US Foreign Policy: Challenges and Opportunities in Africa
Ambassador Linda Thomas-Greenfield, Assistant Secretary of State for African Affairs



Washington, DCOn June 23, 2014, Assistant Secretary of State for African Affairs Linda Thomas-Greenfield addressed the challenges and opportunities in US–Africa foreign policy in a conversation with WFPG members and guests. Ambassador Thomas-Greenfield discussed key US priorities on the continent including counter-terrorism strategies in Nigeria and the Horn of Africa, development and human rights issues, and opportunities for increased US–Africa economic cooperation through Power Africa and Trade Africa. The Ambassador also spoke about two significant initiatives being held this summer to promote African leadership, the Young African Leaders Initiative and the African Leaders Summit. The discussion was moderated by WFPG President Patricia Ellis.

> **Listed entries**
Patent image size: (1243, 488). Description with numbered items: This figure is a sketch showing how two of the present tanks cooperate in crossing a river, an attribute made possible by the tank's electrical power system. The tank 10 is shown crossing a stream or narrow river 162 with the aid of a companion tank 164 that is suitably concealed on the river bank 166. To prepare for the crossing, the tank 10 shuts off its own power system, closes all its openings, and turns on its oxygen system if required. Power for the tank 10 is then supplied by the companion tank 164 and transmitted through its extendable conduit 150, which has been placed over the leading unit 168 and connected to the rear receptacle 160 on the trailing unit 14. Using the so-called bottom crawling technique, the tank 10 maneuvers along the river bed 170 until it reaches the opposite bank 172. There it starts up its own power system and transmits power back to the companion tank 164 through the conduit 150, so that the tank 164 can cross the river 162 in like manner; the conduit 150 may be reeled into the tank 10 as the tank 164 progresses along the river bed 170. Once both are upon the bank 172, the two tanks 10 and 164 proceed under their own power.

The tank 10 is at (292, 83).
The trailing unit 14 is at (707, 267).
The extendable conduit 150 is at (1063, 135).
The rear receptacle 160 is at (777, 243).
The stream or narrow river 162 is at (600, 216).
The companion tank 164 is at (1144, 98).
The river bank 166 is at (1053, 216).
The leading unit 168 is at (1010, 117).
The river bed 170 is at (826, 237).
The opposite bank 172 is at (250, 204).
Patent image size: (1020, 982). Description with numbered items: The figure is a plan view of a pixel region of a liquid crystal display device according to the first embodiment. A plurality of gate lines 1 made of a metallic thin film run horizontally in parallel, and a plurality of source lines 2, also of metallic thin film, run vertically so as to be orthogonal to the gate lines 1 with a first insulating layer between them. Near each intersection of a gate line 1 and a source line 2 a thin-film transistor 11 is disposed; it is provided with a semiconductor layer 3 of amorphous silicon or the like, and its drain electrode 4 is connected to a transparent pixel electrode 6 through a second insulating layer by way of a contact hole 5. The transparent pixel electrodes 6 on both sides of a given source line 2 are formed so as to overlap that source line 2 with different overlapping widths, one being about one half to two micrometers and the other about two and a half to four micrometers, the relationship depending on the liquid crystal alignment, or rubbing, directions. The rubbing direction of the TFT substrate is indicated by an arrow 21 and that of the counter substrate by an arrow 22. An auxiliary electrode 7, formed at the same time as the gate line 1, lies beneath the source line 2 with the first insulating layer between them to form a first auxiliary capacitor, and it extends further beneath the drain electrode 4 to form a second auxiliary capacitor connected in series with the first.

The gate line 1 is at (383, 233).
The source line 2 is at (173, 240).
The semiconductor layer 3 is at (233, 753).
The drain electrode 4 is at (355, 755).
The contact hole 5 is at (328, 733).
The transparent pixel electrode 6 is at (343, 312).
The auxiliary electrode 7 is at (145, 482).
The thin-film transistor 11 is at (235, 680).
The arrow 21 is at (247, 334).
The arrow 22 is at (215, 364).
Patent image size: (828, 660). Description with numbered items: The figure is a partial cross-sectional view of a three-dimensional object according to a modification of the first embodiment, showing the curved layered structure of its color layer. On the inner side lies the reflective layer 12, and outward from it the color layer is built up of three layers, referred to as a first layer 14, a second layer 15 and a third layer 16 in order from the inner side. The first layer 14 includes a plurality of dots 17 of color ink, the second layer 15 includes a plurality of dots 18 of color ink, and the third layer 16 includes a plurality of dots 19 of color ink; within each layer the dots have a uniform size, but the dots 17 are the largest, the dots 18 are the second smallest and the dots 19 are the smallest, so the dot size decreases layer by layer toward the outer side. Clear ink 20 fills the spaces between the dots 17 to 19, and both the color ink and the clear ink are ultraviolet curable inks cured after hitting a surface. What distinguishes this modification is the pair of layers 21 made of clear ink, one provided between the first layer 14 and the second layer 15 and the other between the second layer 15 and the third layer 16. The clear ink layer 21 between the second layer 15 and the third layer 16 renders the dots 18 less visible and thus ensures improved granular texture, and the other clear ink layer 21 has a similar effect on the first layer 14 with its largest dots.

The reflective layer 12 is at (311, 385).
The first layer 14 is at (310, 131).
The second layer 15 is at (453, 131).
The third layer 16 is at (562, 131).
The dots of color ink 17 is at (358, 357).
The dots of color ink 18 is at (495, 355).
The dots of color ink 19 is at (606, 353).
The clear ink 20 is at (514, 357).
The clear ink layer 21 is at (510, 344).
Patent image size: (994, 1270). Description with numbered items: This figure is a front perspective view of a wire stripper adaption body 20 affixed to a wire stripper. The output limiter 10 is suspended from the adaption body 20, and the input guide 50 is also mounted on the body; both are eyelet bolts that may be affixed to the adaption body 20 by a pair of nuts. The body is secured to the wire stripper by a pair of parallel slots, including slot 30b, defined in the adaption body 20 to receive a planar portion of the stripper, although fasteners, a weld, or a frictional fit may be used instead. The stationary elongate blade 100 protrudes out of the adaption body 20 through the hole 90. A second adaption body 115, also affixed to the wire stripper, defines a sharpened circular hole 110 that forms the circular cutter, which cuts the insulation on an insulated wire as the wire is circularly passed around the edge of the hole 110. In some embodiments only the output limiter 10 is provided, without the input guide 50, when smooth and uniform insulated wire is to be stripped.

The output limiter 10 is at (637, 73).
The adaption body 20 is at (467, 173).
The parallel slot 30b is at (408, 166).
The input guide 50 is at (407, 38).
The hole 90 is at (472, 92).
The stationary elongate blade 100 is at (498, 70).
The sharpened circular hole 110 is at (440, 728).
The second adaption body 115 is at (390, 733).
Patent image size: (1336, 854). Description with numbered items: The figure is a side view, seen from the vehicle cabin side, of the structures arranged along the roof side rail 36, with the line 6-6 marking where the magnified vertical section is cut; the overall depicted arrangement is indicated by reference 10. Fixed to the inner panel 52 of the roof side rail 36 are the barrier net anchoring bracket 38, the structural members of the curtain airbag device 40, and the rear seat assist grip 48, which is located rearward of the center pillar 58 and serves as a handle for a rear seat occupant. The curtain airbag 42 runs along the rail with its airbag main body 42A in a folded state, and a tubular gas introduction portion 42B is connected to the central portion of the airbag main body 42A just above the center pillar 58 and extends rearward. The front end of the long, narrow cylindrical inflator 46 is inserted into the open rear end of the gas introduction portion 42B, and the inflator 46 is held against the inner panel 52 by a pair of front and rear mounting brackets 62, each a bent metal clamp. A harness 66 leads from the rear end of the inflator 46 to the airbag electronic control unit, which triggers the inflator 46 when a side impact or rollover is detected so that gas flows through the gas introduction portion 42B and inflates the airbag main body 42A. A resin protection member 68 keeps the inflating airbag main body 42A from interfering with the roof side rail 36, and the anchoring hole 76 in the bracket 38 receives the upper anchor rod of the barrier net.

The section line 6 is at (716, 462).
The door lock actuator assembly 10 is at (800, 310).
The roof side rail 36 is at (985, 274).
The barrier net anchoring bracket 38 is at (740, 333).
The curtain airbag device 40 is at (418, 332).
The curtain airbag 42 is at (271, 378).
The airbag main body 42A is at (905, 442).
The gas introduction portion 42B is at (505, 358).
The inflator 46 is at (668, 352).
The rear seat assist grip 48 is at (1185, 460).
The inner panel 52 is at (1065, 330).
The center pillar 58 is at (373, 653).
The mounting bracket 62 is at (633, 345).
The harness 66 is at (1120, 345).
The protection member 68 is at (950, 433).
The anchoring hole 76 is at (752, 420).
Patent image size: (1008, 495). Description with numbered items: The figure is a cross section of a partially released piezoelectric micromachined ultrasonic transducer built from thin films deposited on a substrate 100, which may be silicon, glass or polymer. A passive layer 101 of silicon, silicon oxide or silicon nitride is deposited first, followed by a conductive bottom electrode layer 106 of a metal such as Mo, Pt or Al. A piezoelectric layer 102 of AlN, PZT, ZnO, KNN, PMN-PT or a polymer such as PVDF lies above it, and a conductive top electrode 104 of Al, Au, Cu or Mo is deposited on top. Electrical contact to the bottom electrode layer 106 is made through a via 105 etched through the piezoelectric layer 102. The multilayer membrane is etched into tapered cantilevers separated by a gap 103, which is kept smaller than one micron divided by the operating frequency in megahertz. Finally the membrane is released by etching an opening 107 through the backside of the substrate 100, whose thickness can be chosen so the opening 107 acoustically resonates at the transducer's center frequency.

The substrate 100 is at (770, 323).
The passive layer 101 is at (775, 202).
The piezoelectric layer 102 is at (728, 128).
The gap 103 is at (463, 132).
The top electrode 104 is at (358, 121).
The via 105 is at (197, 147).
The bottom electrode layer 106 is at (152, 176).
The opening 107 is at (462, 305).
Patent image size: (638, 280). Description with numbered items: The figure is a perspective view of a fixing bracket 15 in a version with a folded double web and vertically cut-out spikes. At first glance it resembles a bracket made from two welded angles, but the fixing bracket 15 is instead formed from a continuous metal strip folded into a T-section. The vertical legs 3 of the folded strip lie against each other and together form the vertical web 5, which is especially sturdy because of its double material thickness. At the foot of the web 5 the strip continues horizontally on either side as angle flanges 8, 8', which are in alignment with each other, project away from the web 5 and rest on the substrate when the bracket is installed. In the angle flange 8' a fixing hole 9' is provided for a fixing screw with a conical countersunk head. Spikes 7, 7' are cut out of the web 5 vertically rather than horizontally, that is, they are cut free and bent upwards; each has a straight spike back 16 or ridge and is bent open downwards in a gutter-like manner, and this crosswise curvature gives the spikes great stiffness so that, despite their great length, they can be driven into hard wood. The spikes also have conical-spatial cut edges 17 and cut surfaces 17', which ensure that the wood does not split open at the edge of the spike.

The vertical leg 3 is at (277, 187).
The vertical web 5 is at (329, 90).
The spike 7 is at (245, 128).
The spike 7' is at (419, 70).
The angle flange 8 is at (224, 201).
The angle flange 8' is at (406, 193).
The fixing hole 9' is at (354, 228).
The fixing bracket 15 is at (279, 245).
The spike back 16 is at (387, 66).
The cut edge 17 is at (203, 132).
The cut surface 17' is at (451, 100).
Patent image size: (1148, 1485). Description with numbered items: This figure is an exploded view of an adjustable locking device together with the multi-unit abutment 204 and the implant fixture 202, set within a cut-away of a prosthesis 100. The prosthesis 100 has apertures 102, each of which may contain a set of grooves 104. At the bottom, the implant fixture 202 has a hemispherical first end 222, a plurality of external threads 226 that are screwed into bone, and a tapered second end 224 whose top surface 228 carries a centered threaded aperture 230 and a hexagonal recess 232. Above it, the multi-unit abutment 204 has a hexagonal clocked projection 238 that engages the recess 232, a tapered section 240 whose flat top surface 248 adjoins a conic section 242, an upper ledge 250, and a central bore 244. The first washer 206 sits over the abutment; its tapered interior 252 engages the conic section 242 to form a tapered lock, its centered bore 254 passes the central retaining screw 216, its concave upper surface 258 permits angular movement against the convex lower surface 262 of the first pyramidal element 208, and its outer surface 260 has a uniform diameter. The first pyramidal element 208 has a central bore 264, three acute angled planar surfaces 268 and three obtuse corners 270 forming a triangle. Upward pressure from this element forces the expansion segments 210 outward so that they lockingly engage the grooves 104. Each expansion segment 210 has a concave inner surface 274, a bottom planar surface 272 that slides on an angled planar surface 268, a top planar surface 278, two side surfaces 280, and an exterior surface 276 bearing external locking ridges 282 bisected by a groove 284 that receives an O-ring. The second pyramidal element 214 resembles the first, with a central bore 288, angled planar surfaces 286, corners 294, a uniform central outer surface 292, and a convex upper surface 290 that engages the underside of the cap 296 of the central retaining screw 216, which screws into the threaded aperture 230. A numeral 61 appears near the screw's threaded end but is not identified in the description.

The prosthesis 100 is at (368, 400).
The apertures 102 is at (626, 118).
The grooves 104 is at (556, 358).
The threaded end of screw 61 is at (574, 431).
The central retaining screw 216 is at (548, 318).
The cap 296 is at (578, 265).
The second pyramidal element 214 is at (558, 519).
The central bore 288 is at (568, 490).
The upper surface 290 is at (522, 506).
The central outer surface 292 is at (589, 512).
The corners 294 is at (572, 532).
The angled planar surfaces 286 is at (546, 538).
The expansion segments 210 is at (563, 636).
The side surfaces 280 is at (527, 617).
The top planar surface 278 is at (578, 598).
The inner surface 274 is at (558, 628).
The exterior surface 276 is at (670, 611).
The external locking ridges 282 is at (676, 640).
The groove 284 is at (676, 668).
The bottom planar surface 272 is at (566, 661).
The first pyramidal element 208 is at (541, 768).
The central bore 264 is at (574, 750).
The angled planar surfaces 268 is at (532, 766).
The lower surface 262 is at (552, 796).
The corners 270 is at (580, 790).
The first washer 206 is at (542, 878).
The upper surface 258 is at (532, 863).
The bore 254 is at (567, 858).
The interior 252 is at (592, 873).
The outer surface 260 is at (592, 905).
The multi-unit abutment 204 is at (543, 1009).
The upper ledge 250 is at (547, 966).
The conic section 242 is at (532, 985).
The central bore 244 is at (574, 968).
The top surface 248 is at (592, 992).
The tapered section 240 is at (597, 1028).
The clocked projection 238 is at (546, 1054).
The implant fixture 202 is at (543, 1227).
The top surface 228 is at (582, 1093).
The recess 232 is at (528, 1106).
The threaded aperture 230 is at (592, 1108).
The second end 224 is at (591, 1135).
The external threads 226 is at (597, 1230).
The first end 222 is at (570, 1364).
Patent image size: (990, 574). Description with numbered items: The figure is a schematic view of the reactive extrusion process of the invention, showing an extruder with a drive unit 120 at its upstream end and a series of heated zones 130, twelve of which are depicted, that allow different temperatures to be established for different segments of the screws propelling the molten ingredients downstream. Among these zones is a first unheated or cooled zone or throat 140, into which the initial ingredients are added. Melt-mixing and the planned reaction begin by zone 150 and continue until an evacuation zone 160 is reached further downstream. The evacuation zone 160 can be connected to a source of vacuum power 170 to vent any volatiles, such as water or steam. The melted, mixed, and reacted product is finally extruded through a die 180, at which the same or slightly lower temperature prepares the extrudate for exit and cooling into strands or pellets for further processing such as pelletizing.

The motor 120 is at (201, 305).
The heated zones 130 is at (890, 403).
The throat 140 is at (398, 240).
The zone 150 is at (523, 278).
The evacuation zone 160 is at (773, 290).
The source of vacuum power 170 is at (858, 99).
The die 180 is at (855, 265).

> **Goals**
A – From the summary of the June 2014 talk on US policy in Africa, reproduce the passage that begins at the words "US Foreign Policy: Challenges" and stops after "President Patricia Ellis.".
B – In the summary of the talk on US foreign policy in Africa, who moderated the discussion?
C – Extend the summary of the talk on US–Africa foreign policy, beginning after its last sentence.

> **Answers to each task**
A –
US Foreign Policy: Challenges and Opportunities in Africa
Ambassador Linda Thomas-Greenfield, Assistant Secretary of State for African Affairs



Washington, DCOn June 23, 2014, Assistant Secretary of State for African Affairs Linda Thomas-Greenfield addressed the challenges and opportunities in US–Africa foreign policy in a conversation with WFPG members and guests. Ambassador Thomas-Greenfield discussed key US priorities on the continent including counter-terrorism strategies in Nigeria and the Horn of Africa, development and human rights issues, and opportunities for increased US–Africa economic cooperation through Power Africa and Trade Africa. The Ambassador also spoke about two significant initiatives being held this summer to promote African leadership, the Young African Leaders Initiative and the African Leaders Summit. The discussion was moderated by WFPG President Patricia Ellis.

B – WFPG President Patricia Ellis moderated the discussion.

C –
In her remarks, Ambassador Thomas-Greenfield addressed several security concerns on the continent, including joint US–Africa efforts to combat terrorism. She discussed the situation in Nigeria with the kidnapped schoolgirls, explaining that Boko Haram had been “emboldened by the attention” from the international community. Despite this, the Ambassador believed that heightened public attention had allowed the US, with its African and international partners, to galvanize the resources necessary to find the girls. On the escalation of terrorist activity in the Horn of Africa, Ambassador Thomas-Greenfield explained that al-Shabaab continues to adjust their methods to defy security forces in Kenya and Somali. The recent spate of attacks demonstrate the importance of a interregional approach to fighting terrorism, and she spoke about the success of local security forces in shrinking al-Shabaab’s territorial hold.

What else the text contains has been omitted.